-- Begin Material shown --

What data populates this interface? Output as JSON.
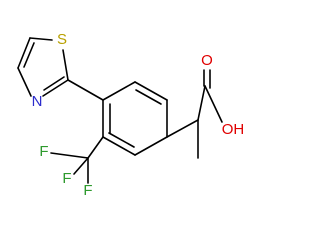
{
  "atoms": {
    "sulfur": "S",
    "nitrogen": "N",
    "carbonyl_oxygen": "O",
    "hydroxyl": "OH",
    "fluorine_1": "F",
    "fluorine_2": "F",
    "fluorine_3": "F"
  }
}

-- End Material shown --

Problem to work on:
Print the whole listing above once more, word for word, without its pictures.

Reply:
What data populates this interface? Output as JSON.
{
  "atoms": {
    "sulfur": "S",
    "nitrogen": "N",
    "carbonyl_oxygen": "O",
    "hydroxyl": "OH",
    "fluorine_1": "F",
    "fluorine_2": "F",
    "fluorine_3": "F"
  }
}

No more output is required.